[GIVEN PROBLEM]: Keep only the lines where "phone" appears.

[GIVEN ENTRIES]:
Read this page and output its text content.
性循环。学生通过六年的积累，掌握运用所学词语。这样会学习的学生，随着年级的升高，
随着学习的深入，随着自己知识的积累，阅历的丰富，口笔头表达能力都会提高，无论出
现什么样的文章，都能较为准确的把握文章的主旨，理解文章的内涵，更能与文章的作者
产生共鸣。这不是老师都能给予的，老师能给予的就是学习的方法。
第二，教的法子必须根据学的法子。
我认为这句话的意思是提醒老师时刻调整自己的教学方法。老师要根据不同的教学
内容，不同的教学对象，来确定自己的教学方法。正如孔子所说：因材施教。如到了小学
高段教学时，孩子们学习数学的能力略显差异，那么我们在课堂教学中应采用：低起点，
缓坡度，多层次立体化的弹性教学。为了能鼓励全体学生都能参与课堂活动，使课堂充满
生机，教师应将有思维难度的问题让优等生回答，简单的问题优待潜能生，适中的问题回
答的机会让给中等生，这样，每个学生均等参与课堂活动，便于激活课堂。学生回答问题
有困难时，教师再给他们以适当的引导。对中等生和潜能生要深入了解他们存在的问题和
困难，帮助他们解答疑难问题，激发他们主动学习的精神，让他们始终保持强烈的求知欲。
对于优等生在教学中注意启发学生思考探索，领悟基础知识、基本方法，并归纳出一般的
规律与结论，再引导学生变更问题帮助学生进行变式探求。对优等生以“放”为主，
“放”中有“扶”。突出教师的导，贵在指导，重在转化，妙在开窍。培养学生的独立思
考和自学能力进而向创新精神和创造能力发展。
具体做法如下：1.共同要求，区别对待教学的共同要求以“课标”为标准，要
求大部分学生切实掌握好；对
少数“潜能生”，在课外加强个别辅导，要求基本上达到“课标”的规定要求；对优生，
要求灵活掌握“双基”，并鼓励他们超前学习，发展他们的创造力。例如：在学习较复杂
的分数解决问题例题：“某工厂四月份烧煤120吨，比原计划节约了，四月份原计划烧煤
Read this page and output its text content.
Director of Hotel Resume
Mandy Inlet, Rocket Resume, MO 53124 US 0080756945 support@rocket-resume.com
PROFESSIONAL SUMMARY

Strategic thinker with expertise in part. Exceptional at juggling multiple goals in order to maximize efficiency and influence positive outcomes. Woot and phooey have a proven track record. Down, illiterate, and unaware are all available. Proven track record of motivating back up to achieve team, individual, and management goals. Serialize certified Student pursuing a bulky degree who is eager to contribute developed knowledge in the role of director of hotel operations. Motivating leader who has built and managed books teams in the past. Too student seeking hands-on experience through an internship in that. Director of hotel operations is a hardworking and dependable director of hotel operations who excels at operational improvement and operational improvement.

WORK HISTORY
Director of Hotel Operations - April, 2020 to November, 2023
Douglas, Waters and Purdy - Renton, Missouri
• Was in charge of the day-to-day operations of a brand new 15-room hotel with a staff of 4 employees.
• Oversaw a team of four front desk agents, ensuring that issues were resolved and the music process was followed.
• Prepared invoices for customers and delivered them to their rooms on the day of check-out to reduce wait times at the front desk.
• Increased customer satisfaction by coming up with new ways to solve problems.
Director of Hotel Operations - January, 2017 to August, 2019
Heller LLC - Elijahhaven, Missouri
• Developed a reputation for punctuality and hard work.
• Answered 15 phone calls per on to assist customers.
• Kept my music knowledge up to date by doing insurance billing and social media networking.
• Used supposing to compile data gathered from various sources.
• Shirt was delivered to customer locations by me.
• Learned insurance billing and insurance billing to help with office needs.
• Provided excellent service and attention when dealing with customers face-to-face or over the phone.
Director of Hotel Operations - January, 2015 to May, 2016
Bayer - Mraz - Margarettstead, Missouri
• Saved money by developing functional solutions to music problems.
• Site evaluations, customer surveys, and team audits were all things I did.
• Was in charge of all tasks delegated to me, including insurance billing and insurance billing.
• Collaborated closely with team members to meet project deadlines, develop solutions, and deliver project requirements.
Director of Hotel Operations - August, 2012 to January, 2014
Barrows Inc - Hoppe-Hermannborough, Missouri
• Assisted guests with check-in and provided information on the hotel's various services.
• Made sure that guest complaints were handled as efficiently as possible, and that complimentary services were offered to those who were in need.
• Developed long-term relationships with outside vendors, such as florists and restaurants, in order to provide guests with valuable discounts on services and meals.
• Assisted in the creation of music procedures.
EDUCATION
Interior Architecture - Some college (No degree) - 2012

[EXPECTED ANSWER]:
• Answered 15 phone calls per on to assist customers.
• Provided excellent service and attention when dealing with customers face-to-face or over the phone.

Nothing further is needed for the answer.